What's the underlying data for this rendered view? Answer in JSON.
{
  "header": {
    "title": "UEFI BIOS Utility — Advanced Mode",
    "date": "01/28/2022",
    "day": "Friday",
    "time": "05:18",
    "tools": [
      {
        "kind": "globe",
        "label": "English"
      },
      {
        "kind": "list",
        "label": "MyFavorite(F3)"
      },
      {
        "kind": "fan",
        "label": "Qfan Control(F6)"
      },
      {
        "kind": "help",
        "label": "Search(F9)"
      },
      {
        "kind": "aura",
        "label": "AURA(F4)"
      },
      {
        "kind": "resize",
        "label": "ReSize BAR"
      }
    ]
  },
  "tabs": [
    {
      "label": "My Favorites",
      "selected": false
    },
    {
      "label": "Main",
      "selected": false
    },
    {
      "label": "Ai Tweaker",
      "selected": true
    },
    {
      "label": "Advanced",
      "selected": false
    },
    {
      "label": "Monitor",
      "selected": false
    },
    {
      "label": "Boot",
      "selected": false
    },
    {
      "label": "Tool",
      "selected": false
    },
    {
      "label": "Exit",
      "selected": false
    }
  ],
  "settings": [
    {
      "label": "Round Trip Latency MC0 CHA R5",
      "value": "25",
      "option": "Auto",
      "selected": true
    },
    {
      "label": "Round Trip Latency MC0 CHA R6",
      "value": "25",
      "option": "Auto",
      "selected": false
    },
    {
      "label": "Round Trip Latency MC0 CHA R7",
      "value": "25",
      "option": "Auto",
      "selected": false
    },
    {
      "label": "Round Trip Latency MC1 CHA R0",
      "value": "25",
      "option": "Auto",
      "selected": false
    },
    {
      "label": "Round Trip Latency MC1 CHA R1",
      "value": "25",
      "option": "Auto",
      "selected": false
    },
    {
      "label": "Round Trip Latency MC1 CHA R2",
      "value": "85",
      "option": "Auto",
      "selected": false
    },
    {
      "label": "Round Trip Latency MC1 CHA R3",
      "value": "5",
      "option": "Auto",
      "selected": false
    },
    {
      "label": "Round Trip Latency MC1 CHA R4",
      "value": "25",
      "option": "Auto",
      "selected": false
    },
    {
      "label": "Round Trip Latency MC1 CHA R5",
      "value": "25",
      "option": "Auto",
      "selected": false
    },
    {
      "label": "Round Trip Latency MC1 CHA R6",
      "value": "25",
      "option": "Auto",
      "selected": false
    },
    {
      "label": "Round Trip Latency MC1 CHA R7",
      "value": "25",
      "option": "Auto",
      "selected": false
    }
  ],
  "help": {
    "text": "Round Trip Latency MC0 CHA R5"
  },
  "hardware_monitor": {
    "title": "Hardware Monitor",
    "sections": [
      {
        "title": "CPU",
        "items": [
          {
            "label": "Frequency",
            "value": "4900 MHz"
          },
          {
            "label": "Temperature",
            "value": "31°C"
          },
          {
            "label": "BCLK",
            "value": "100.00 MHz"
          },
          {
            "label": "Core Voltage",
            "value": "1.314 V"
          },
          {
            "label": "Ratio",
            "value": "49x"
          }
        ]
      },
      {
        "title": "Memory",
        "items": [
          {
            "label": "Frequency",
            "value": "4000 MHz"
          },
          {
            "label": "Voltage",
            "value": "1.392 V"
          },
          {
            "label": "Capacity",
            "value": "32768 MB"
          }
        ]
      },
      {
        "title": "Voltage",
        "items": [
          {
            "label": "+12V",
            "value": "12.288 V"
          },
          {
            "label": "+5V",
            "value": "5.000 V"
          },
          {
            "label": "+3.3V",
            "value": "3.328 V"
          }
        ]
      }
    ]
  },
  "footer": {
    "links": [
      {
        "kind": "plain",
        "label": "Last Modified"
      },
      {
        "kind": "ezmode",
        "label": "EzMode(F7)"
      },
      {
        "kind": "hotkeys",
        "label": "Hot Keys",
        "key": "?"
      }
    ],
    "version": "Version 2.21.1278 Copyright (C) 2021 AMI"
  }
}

########

**Instructions to follow**: Sift through the entries and copy every line with "title".

**Completed exercise**:
    "title": "UEFI BIOS Utility — Advanced Mode",
    "title": "Hardware Monitor",
        "title": "CPU",
        "title": "Memory",
        "title": "Voltage",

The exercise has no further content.